§ GIVEN RECORDS:
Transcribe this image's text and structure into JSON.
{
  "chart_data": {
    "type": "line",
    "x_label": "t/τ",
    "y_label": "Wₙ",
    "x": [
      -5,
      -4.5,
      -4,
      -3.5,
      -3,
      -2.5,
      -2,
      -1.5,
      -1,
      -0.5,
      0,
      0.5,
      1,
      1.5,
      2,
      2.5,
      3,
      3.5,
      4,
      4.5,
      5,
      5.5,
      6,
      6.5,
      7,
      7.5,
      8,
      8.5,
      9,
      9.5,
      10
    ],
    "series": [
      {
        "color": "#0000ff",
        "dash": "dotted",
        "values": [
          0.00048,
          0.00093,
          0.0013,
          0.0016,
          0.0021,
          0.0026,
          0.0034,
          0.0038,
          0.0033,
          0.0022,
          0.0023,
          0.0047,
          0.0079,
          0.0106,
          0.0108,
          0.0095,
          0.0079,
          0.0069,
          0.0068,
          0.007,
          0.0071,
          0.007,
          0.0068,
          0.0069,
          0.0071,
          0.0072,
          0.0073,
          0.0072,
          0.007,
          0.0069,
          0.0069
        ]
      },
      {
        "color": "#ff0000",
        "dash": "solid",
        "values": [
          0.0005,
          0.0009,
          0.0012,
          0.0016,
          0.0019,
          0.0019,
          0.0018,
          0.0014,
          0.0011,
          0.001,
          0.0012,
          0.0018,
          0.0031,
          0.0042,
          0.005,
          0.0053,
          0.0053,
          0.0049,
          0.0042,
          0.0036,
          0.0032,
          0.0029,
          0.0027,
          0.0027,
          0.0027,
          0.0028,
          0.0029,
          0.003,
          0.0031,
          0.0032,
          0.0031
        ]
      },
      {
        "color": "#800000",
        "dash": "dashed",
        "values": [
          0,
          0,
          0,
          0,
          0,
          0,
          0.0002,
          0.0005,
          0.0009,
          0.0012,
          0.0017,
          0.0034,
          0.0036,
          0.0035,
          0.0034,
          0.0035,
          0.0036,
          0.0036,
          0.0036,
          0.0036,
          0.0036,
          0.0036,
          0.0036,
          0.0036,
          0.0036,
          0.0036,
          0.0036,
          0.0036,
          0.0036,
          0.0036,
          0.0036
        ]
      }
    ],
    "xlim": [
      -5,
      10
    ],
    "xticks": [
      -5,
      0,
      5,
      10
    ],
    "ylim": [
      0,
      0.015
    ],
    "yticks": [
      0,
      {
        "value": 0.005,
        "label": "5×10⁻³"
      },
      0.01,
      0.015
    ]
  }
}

§ PROBLEM STATEMENT: Transcribe every line of the data, exactly as it stands.

§ SOLVED EXERCISE:
Transcribe this image's text and structure into JSON.
{
  "chart_data": {
    "type": "line",
    "x_label": "t/τ",
    "y_label": "Wₙ",
    "x": [
      -5,
      -4.5,
      -4,
      -3.5,
      -3,
      -2.5,
      -2,
      -1.5,
      -1,
      -0.5,
      0,
      0.5,
      1,
      1.5,
      2,
      2.5,
      3,
      3.5,
      4,
      4.5,
      5,
      5.5,
      6,
      6.5,
      7,
      7.5,
      8,
      8.5,
      9,
      9.5,
      10
    ],
    "series": [
      {
        "color": "#0000ff",
        "dash": "dotted",
        "values": [
          0.00048,
          0.00093,
          0.0013,
          0.0016,
          0.0021,
          0.0026,
          0.0034,
          0.0038,
          0.0033,
          0.0022,
          0.0023,
          0.0047,
          0.0079,
          0.0106,
          0.0108,
          0.0095,
          0.0079,
          0.0069,
          0.0068,
          0.007,
          0.0071,
          0.007,
          0.0068,
          0.0069,
          0.0071,
          0.0072,
          0.0073,
          0.0072,
          0.007,
          0.0069,
          0.0069
        ]
      },
      {
        "color": "#ff0000",
        "dash": "solid",
        "values": [
          0.0005,
          0.0009,
          0.0012,
          0.0016,
          0.0019,
          0.0019,
          0.0018,
          0.0014,
          0.0011,
          0.001,
          0.0012,
          0.0018,
          0.0031,
          0.0042,
          0.005,
          0.0053,
          0.0053,
          0.0049,
          0.0042,
          0.0036,
          0.0032,
          0.0029,
          0.0027,
          0.0027,
          0.0027,
          0.0028,
          0.0029,
          0.003,
          0.0031,
          0.0032,
          0.0031
        ]
      },
      {
        "color": "#800000",
        "dash": "dashed",
        "values": [
          0,
          0,
          0,
          0,
          0,
          0,
          0.0002,
          0.0005,
          0.0009,
          0.0012,
          0.0017,
          0.0034,
          0.0036,
          0.0035,
          0.0034,
          0.0035,
          0.0036,
          0.0036,
          0.0036,
          0.0036,
          0.0036,
          0.0036,
          0.0036,
          0.0036,
          0.0036,
          0.0036,
          0.0036,
          0.0036,
          0.0036,
          0.0036,
          0.0036
        ]
      }
    ],
    "xlim": [
      -5,
      10
    ],
    "xticks": [
      -5,
      0,
      5,
      10
    ],
    "ylim": [
      0,
      0.015
    ],
    "yticks": [
      0,
      {
        "value": 0.005,
        "label": "5×10⁻³"
      },
      0.01,
      0.015
    ]
  }
}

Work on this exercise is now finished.